Given problem
Provide only the number of lines in the listing that contain the string "اللفظ".

Stored entries

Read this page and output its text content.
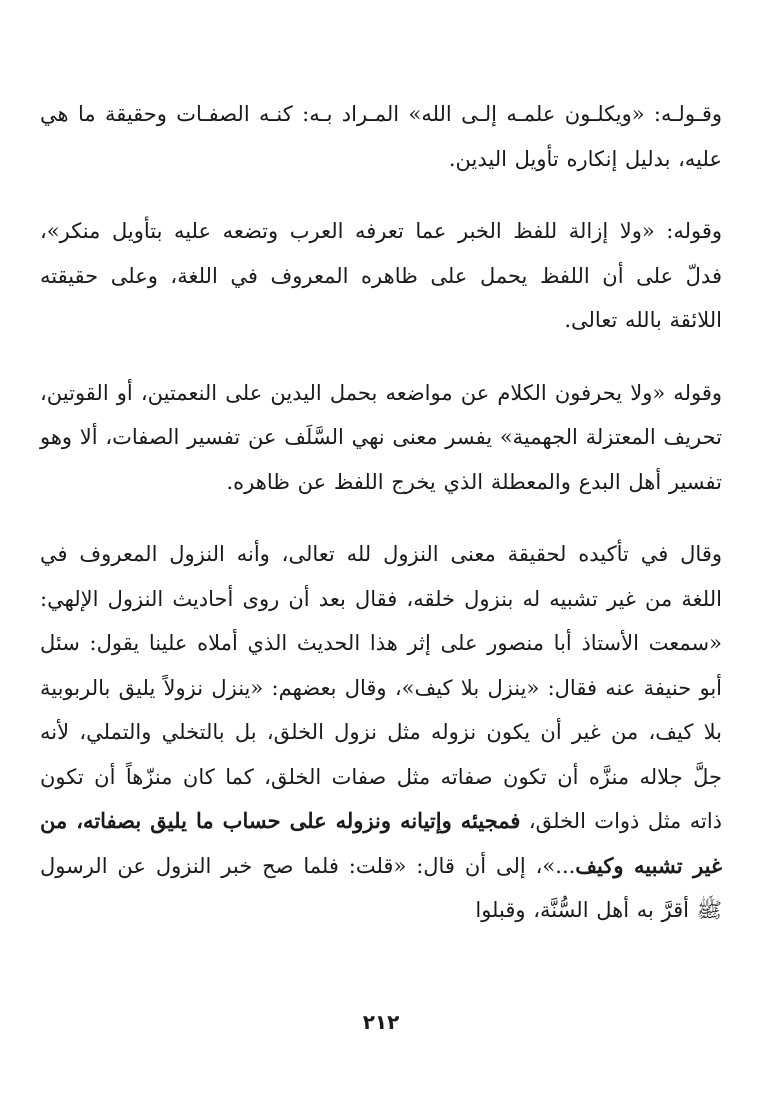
وقـولـه: «ويكلـون علمـه إلـى الله» المـراد بـه: كنـه الصفـات وحقيقة ما هي عليه، بدليل إنكاره تأويل اليدين.

وقوله: «ولا إزالة للفظ الخبر عما تعرفه العرب وتضعه عليه بتأويل منكر»، فدلّ على أن اللفظ يحمل على ظاهره المعروف في اللغة، وعلى حقيقته اللائقة بالله تعالى.

وقوله «ولا يحرفون الكلام عن مواضعه بحمل اليدين على النعمتين، أو القوتين، تحريف المعتزلة الجهمية» يفسر معنى نهي السَّلَف عن تفسير الصفات، ألا وهو تفسير أهل البدع والمعطلة الذي يخرج اللفظ عن ظاهره.

وقال في تأكيده لحقيقة معنى النزول لله تعالى، وأنه النزول المعروف في اللغة من غير تشبيه له بنزول خلقه، فقال بعد أن روى أحاديث النزول الإلهي: «سمعت الأستاذ أبا منصور على إثر هذا الحديث الذي أملاه علينا يقول: سئل أبو حنيفة عنه فقال: «ينزل بلا كيف»، وقال بعضهم: «ينزل نزولاً يليق بالربوبية بلا كيف، من غير أن يكون نزوله مثل نزول الخلق، بل بالتخلي والتملي، لأنه جلَّ جلاله منزَّه أن تكون صفاته مثل صفات الخلق، كما كان منزّهاً أن تكون ذاته مثل ذوات الخلق، فمجيئه وإتيانه ونزوله على حساب ما يليق بصفاته، من غير تشبيه وكيف...»، إلى أن قال: «قلت: فلما صح خبر النزول عن الرسول ﷺ أقرَّ به أهل السُّنَّة، وقبلوا

٢١٢
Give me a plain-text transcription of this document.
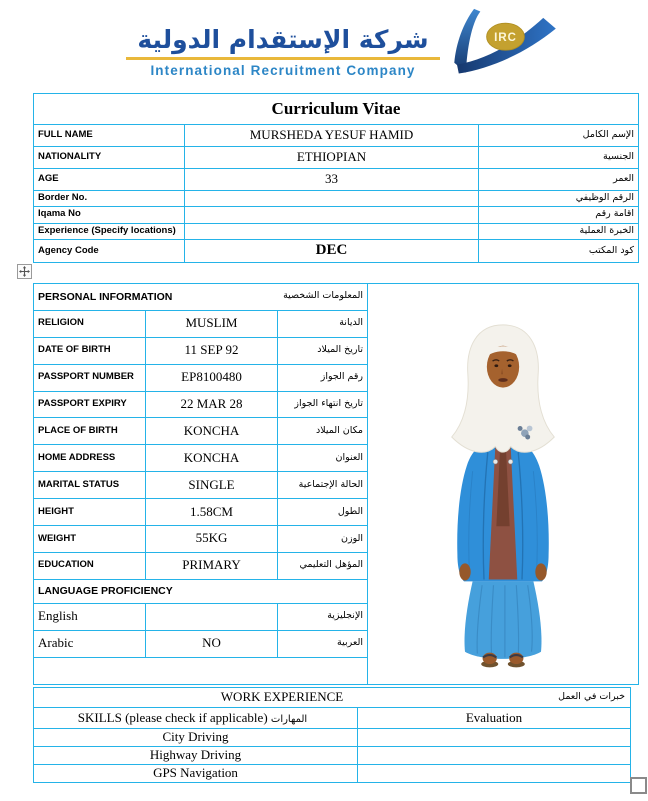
شركة الإستقدام الدولية
International Recruitment Company
IRC
Curriculum Vitae		
FULL NAME	MURSHEDA YESUF HAMID	الإسم الكامل
NATIONALITY	ETHIOPIAN	الجنسية
AGE	33	العمر
Border No.		الرقم الوظيفي
Iqama No		اقامة رقم
Experience (Specify locations)		الخبرة العملية
Agency Code	DEC	كود المكتب
PERSONAL INFORMATION المعلومات الشخصية

RELIGION	MUSLIM	الديانة	
DATE OF BIRTH	11 SEP 92	تاريخ الميلاد	
PASSPORT NUMBER	EP8100480	رقم الجواز	
PASSPORT EXPIRY	22 MAR 28	تاريخ انتهاء الجواز	
PLACE OF BIRTH	KONCHA	مكان الميلاد	
HOME ADDRESS	KONCHA	العنوان	
MARITAL STATUS	SINGLE	الحالة الإجتماعية	
HEIGHT	1.58CM	الطول	
WEIGHT	55KG	الوزن	
EDUCATION	PRIMARY	المؤهل التعليمي	
LANGUAGE PROFICIENCY			
English		الإنجليزية	
Arabic	NO	العربية	

WORK EXPERIENCE خبرات في العمل	

SKILLS (please check if applicable) المهارات	Evaluation
City Driving	
Highway Driving	
GPS Navigation	
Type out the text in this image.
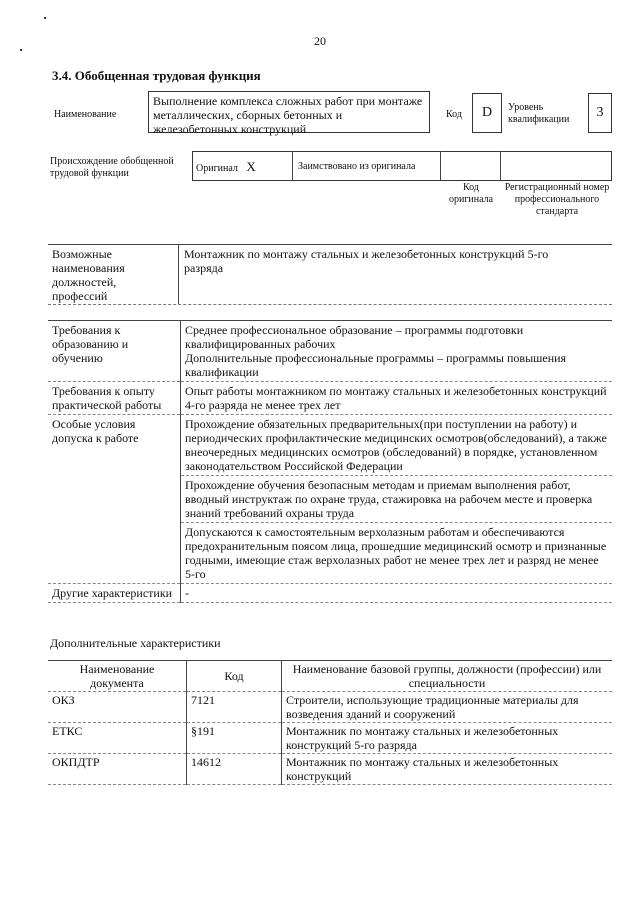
20
3.4. Обобщенная трудовая функция
Наименование
Выполнение комплекса сложных работ при монтаже металлических, сборных бетонных и железобетонных конструкций
Код	D	Уровень квалификации	3
Происхождение обобщенной трудовой функции	Оригинал X	Заимствовано из оригинала
Код оригинала
Регистрационный номер профессионального стандарта
Возможные наименования должностей, профессий
Монтажник по монтажу стальных и железобетонных конструкций 5-го разряда
Требования к образованию и обучению	Среднее профессиональное образование – программы подготовки квалифицированных рабочих
Дополнительные профессиональные программы – программы повышения квалификации

Требования к опыту практической работы	Опыт работы монтажником по монтажу стальных и железобетонных конструкций 4-го разряда не менее трех лет
Особые условия допуска к работе	Прохождение обязательных предварительных(при поступлении на работу) и периодических профилактические медицинских осмотров(обследований), а также внеочередных медицинских осмотров (обследований) в порядке, установленном законодательством Российской Федерации
Прохождение обучения безопасным методам и приемам выполнения работ, вводный инструктаж по охране труда, стажировка на рабочем месте и проверка знаний требований охраны труда
Допускаются к самостоятельным верхолазным работам и обеспечиваются предохранительным поясом лица, прошедшие медицинский осмотр и признанные годными, имеющие стаж верхолазных работ не менее трех лет и разряд не менее 5-го

Другие характеристики	-
Дополнительные характеристики
Наименование документа	Код	Наименование базовой группы, должности (профессии) или специальности
ОКЗ	7121	Строители, использующие традиционные материалы для возведения зданий и сооружений
ЕТКС	§191	Монтажник по монтажу стальных и железобетонных конструкций 5-го разряда
ОКПДТР	14612	Монтажник по монтажу стальных и железобетонных конструкций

Expected answer
2